- _CONSEGNA 1_
Modifichi il brano sulla rivista FERMENTI dalle parole "È quel presente" fino alle parole "righe e non.", sostituendo "periodico" con "rivista", e riporti la porzione così modificata.

::: BRANO :::

Su cosa e chi puntare e, nel cercare anche una linea geodetica credibile di connessione e “tendenza”, non scompaginare molto l’insieme del lavoro strutturato in sezioni e dei lavori che dentro portano firme, stili di pensiero e appigli differenziati?

L’altalena delle titubanze non ostacola tuttavia la ricerca e l’individuazione di questa linea interpretativa e di lettura di cui diremo avanti.

Il fatto è che lo spessore dei testi – che formano questo numero – è tale, e di respiro così tendenzioso per argomentazioni particolari e presupposti scelti, che la consapevole e unitaria posizione conflittuale e critica, che di là si stacca e attacca l’irresponsabile omologazione del presente e delle sue diramazioni, avrebbe bisogno di ben altre mani intellettuali di chi scrive, visto (il presente) che è così avvitato su se stesso e nello stesso così paradossale come ci dice la dimensione del suo essere anche realtà virtuale.

È quel presente che – come scrive, in uno dei suoi aforismi, V. Carratoni (p. 205) – è “talmente onnipresente” da aver “ucciso il futuro”; ed è ancora qui, in questo drammatico accumulo del tempo e del tempo storico, che gli scritti del nostro periodico FERMENTI n. 237 saggiano, che nascono la titubanza e il dubbio (di chi scrive). Sono gli interrogativi sulla qualità di quello che si può scrivere interagendo con i testi degli autori che si leggono fra le righe e non.

Eppure, nello stesso tempo, non possiamo non sentire una certa soddisfazione per esserne parte-cipe (la rivista ospita alcuni nostri saggi e delle poesie nelle rispettive sezioni) come autore siciliano e, forse, neanche “sesto tra cotanto senno” (l’autoironia non guasta mai!).

Appresso, ora, qualche altra considerazione, si spera, di maggior interesse e importanza oggettiva per la consistenza delle varie scritture che formano la rivista.

Sono le scritture che – dalle considerazioni sul “Salone del libro di Torino: alcune domande” di Gabriele Sabatini (che insieme alla “logica di mercato”, e al “basta pagare” per essere presenti al Lingotto, annota anche il merito dei “progetti che hanno animato il Salone proponendosi di fare cultura”, pp. 5,7), al “Bloc notes” di Gualberto Alvino, a “Mala tempora” di Abelardo, alla presenza di Domenico Cara e del suo intervento “L’inferno di Kubin” (che visita anticipandoci il giro tra “Scene irose di un febbrile simbolismo”, “Le soluzioni barocche e le ipotesi terrestri”, “Strati del negativo dissoluti e oltraggi”, pp. 115-118), etc. – incrociano come in un serrato e ravvicinato spazio che lascia pensare a pagine di confronto, di dialogo e di intesa consonante i linguaggi delle diverse e acute riflessioni tematiche che animano le stesse sezioni (“saggistica, narrativa, arte, cinema, fotografia… recuperi, costume… etc.” ) di questo numero 237 della rivista.

::: MATERIALE PRESENTATO :::

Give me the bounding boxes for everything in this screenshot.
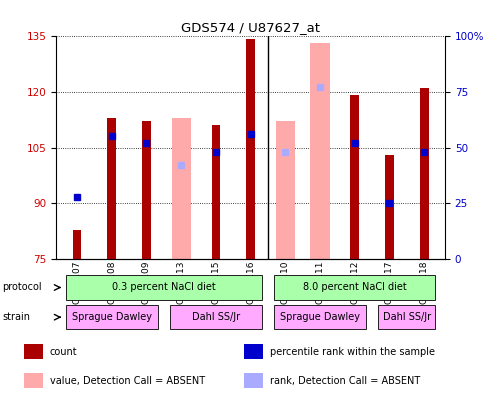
Bar: [169, 305, 262, 329]
Text: rank, Detection Call = ABSENT: rank, Detection Call = ABSENT: [270, 376, 420, 386]
Bar: [66, 275, 262, 300]
Text: value, Detection Call = ABSENT: value, Detection Call = ABSENT: [50, 376, 204, 386]
Bar: [310, 43, 329, 259]
Bar: [377, 305, 434, 329]
Bar: [385, 155, 393, 259]
Text: Sprague Dawley: Sprague Dawley: [72, 312, 151, 322]
Text: 8.0 percent NaCl diet: 8.0 percent NaCl diet: [302, 282, 406, 292]
Text: count: count: [50, 347, 77, 357]
Bar: [211, 125, 220, 259]
Text: Sprague Dawley: Sprague Dawley: [280, 312, 359, 322]
Bar: [24, 345, 42, 359]
Text: protocol: protocol: [2, 282, 42, 293]
Title: GDS574 / U87627_at: GDS574 / U87627_at: [181, 21, 320, 34]
Text: Dahl SS/Jr: Dahl SS/Jr: [191, 312, 240, 322]
Bar: [142, 122, 150, 259]
Text: strain: strain: [2, 312, 30, 322]
Text: Dahl SS/Jr: Dahl SS/Jr: [382, 312, 430, 322]
Bar: [350, 95, 358, 259]
Bar: [24, 373, 42, 388]
Bar: [244, 345, 263, 359]
Bar: [275, 122, 294, 259]
Bar: [73, 230, 81, 259]
Bar: [244, 373, 263, 388]
Text: 0.3 percent NaCl diet: 0.3 percent NaCl diet: [112, 282, 215, 292]
Bar: [171, 118, 190, 259]
Bar: [107, 118, 116, 259]
Bar: [66, 305, 158, 329]
Bar: [419, 88, 427, 259]
Text: percentile rank within the sample: percentile rank within the sample: [270, 347, 434, 357]
Bar: [273, 275, 434, 300]
Bar: [273, 305, 366, 329]
Bar: [246, 39, 254, 259]
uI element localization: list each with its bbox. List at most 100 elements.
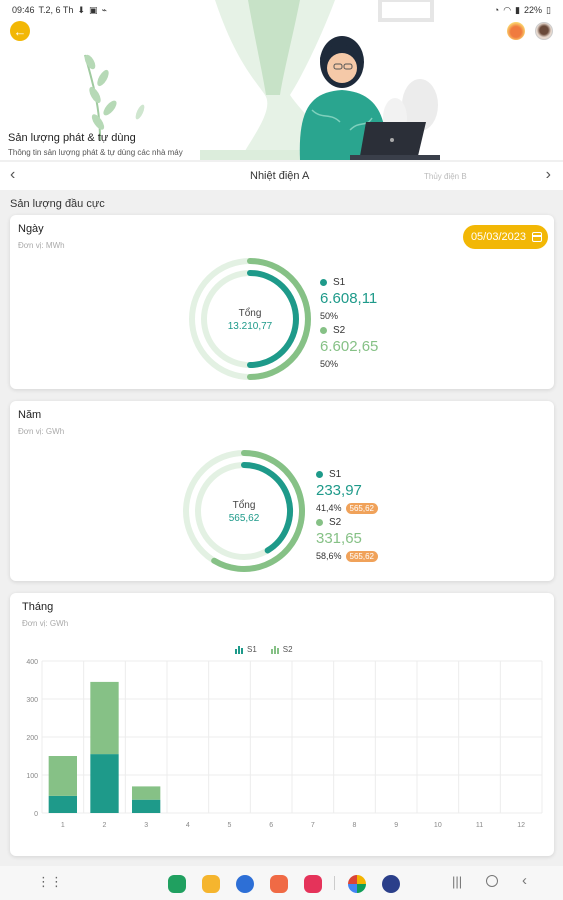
y-tick-label: 300: [26, 697, 38, 704]
s2-dot: [316, 518, 323, 526]
bar-s2[interactable]: [48, 756, 77, 796]
legend-s2-label: S2: [282, 645, 293, 654]
hero-illustration: [84, 0, 440, 160]
battery-icon: ▯: [546, 4, 551, 15]
page-subtitle: Thông tin sản lượng phát & tự dùng các n…: [8, 148, 183, 157]
x-tick-label: 4: [186, 822, 190, 829]
s2-total-badge: 565,62: [345, 550, 378, 562]
gallery-icon: ▣: [88, 4, 98, 15]
video-app-icon[interactable]: [304, 875, 322, 893]
bar-chart-icon: [235, 645, 243, 654]
bar-s1[interactable]: [48, 795, 77, 813]
x-tick-label: 10: [434, 822, 442, 829]
back-button[interactable]: ←: [10, 21, 30, 41]
total-value: 13.210,77: [227, 321, 273, 332]
wifi-icon: ◠: [503, 4, 512, 15]
year-legend: S1 233,97 41,4% 565,62 S2 331,65 58,6% 565…: [316, 467, 378, 563]
x-tick-label: 12: [517, 822, 525, 829]
s2-percent: 58,6%: [316, 551, 342, 561]
back-nav-icon[interactable]: ‹: [522, 872, 527, 889]
photos-app-icon[interactable]: [348, 875, 366, 893]
s1-total-badge: 565,62: [345, 502, 378, 514]
arrow-left-icon: ←: [13, 23, 27, 39]
chevron-right-icon[interactable]: ›: [545, 166, 551, 183]
day-output-card: Ngày Đơn vị: MWh 05/03/2023 Tổng 13.210,…: [10, 215, 554, 389]
date-picker-button[interactable]: 05/03/2023: [462, 225, 548, 249]
status-date: T.2, 6 Th: [38, 5, 74, 15]
total-value: 565,62: [228, 513, 260, 524]
s1-dot: [316, 470, 323, 478]
s1-dot: [320, 278, 327, 286]
y-tick-label: 200: [26, 735, 38, 742]
s2-value: 331,65: [316, 530, 362, 547]
s1-percent: 41,4%: [316, 503, 342, 513]
year-donut-chart: [183, 450, 305, 572]
chevron-left-icon[interactable]: ‹: [10, 166, 16, 183]
x-tick-label: 7: [311, 822, 315, 829]
x-tick-label: 11: [476, 822, 483, 829]
day-legend: S1 6.608,11 50% S2 6.602,65 50%: [320, 275, 378, 371]
current-plant-label[interactable]: Nhiệt điện A: [250, 170, 310, 182]
status-time: 09:46: [12, 5, 35, 15]
alarm-icon: ◔: [493, 5, 500, 15]
s1-percent: 50%: [320, 311, 339, 321]
folder-app-icon[interactable]: [202, 875, 220, 893]
card-unit: Đơn vị: MWh: [18, 241, 65, 250]
download-icon: ⬇: [77, 4, 85, 15]
signal-icon: ▮: [515, 4, 521, 15]
y-tick-label: 400: [26, 659, 38, 666]
dock-divider: [334, 876, 335, 890]
bar-s2[interactable]: [90, 681, 119, 755]
plant-selector: ‹ Nhiệt điện A Thủy điện B ›: [0, 162, 563, 190]
selected-date: 05/03/2023: [470, 231, 526, 243]
bar-s2[interactable]: [132, 786, 161, 800]
phone-app-icon[interactable]: [168, 875, 186, 893]
x-tick-label: 3: [144, 822, 148, 829]
s2-value: 6.602,65: [320, 338, 379, 355]
card-title: Năm: [18, 409, 42, 421]
notification-bell-icon[interactable]: [507, 22, 525, 40]
settings-app-icon[interactable]: [382, 875, 400, 893]
user-avatar[interactable]: [535, 22, 553, 40]
chart-legend: S1 S2: [235, 645, 293, 654]
next-plant-label[interactable]: Thủy điện B: [424, 172, 467, 181]
donut-center: Tổng 565,62: [194, 500, 294, 524]
battery-level: 22%: [524, 5, 543, 15]
recent-apps-icon[interactable]: |||: [452, 874, 463, 889]
s1-value: 233,97: [316, 482, 362, 499]
home-icon[interactable]: [486, 875, 498, 887]
year-output-card: Năm Đơn vị: GWh Tổng 565,62 S1 233,97 41…: [10, 401, 554, 581]
s2-dot: [320, 326, 327, 334]
system-navigation-bar: ⋮⋮ ||| ‹: [0, 866, 563, 900]
x-tick-label: 1: [61, 822, 65, 829]
x-tick-label: 5: [228, 822, 232, 829]
bar-chart-icon: [270, 645, 279, 654]
bar-s1[interactable]: [132, 799, 161, 813]
card-title: Tháng: [22, 601, 54, 613]
chat-app-icon[interactable]: [236, 875, 254, 893]
card-unit: Đơn vị: GWh: [18, 427, 65, 436]
bar-s1[interactable]: [90, 754, 119, 813]
section-title: Sản lượng đầu cực: [10, 198, 105, 210]
s2-arc: [247, 258, 311, 380]
hero-banner: 09:46 T.2, 6 Th ⬇ ▣ ⌁ ◔ ◠ ▮ 22% ▯ ← Sản …: [0, 0, 563, 160]
legend-s2[interactable]: S2: [270, 645, 293, 654]
page-title: Sản lượng phát & tự dùng: [8, 132, 136, 144]
grid-icon[interactable]: ⋮⋮: [37, 874, 63, 889]
s1-name: S1: [329, 468, 342, 480]
legend-s1[interactable]: S1: [235, 645, 257, 654]
x-tick-label: 8: [353, 822, 357, 829]
contacts-app-icon[interactable]: [270, 875, 288, 893]
total-label: Tổng: [238, 308, 262, 319]
s2-arc: [211, 450, 305, 572]
share-icon: ⌁: [101, 4, 107, 15]
s1-name: S1: [333, 276, 346, 288]
card-unit: Đơn vị: GWh: [22, 619, 69, 628]
y-tick-label: 0: [34, 811, 38, 818]
donut-center: Tổng 13.210,77: [200, 308, 300, 332]
s1-arc: [241, 462, 293, 554]
s2-percent: 50%: [320, 359, 339, 369]
x-tick-label: 9: [394, 822, 398, 829]
s1-value: 6.608,11: [320, 290, 378, 307]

:::

- _CONSEGNA 2_
Trascriva di nuovo, senza alcuna variazione, le righe dei record che vanno da quella contenente "Bar: [169, 305, 262, 329]" giù fino a quella contenente "Bar: [246, 39, 254, 259]", entrambe comprese.

- _SOLUZIONE PROPOSTA 1_
È quel presente che – come scrive, in uno dei suoi aforismi, V. Carratoni (p. 205) – è “talmente onnipresente” da aver “ucciso il futuro”; ed è ancora qui, in questo drammatico accumulo del tempo e del tempo storico, che gli scritti del nostro rivista FERMENTI n. 237 saggiano, che nascono la titubanza e il dubbio (di chi scrive). Sono gli interrogativi sulla qualità di quello che si può scrivere interagendo con i testi degli autori che si leggono fra le righe e non.

- _SOLUZIONE PROPOSTA 2_
Bar: [169, 305, 262, 329]
Text: rank, Detection Call = ABSENT: rank, Detection Call = ABSENT: [270, 376, 420, 386]
Bar: [66, 275, 262, 300]
Text: value, Detection Call = ABSENT: value, Detection Call = ABSENT: [50, 376, 204, 386]
Bar: [310, 43, 329, 259]
Bar: [377, 305, 434, 329]
Bar: [385, 155, 393, 259]
Text: Sprague Dawley: Sprague Dawley: [72, 312, 151, 322]
Text: 8.0 percent NaCl diet: 8.0 percent NaCl diet: [302, 282, 406, 292]
Text: count: count: [50, 347, 77, 357]
Bar: [211, 125, 220, 259]
Text: Sprague Dawley: Sprague Dawley: [280, 312, 359, 322]
Bar: [24, 345, 42, 359]
Text: protocol: protocol: [2, 282, 42, 293]
Title: GDS574 / U87627_at: GDS574 / U87627_at: [181, 21, 320, 34]
Text: Dahl SS/Jr: Dahl SS/Jr: [191, 312, 240, 322]
Bar: [142, 122, 150, 259]
Text: strain: strain: [2, 312, 30, 322]
Text: Dahl SS/Jr: Dahl SS/Jr: [382, 312, 430, 322]
Bar: [350, 95, 358, 259]
Bar: [24, 373, 42, 388]
Bar: [244, 345, 263, 359]
Bar: [275, 122, 294, 259]
Bar: [73, 230, 81, 259]
Bar: [244, 373, 263, 388]
Text: 0.3 percent NaCl diet: 0.3 percent NaCl diet: [112, 282, 215, 292]
Bar: [171, 118, 190, 259]
Bar: [107, 118, 116, 259]
Bar: [66, 305, 158, 329]
Bar: [419, 88, 427, 259]
Text: percentile rank within the sample: percentile rank within the sample: [270, 347, 434, 357]
Bar: [273, 275, 434, 300]
Bar: [273, 305, 366, 329]
Bar: [246, 39, 254, 259]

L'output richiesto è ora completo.